### Exercise objective
Wherever the string "verschillende" appears in the entries below, return the line that holds it.

Text content records for pages:
----

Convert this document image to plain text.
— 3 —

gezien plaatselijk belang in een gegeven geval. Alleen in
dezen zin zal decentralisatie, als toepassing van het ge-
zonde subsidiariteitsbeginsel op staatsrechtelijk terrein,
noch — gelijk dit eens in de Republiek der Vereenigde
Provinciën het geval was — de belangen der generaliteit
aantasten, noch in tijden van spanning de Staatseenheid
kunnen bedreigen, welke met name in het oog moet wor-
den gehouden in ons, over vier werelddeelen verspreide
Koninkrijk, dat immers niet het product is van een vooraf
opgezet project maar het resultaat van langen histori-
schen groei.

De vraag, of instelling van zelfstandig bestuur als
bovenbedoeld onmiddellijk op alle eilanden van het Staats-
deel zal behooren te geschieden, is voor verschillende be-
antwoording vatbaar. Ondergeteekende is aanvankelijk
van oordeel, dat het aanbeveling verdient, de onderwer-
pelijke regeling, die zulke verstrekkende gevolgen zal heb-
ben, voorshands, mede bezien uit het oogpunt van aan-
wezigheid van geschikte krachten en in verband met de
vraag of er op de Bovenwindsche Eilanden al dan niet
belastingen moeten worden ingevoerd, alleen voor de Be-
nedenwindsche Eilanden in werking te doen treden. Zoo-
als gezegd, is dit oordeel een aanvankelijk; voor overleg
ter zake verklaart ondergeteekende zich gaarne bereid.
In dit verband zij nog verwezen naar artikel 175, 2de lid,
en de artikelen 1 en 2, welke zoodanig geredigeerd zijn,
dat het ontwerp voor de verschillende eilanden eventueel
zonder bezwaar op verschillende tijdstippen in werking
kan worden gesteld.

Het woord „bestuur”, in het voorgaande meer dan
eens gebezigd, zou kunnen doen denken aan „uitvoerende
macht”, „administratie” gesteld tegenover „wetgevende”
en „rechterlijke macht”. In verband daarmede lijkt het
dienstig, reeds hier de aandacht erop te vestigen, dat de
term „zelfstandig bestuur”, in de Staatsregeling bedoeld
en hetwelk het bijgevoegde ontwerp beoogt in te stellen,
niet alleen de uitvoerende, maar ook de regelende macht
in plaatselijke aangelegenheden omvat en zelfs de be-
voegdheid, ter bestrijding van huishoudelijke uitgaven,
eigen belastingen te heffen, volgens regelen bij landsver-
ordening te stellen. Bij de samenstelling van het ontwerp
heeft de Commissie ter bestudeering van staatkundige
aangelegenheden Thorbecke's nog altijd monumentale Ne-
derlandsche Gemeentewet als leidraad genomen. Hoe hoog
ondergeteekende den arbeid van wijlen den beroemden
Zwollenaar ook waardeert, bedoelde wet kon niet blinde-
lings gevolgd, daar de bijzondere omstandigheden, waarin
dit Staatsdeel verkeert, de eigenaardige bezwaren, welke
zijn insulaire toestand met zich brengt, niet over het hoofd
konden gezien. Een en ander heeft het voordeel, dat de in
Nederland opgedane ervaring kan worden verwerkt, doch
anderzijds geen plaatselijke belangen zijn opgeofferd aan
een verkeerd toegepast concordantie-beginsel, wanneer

----

### Completed exercise
deel zal behooren te geschieden, is voor verschillende be-
dat het ontwerp voor de verschillende eilanden eventueel
zonder bezwaar op verschillende tijdstippen in werking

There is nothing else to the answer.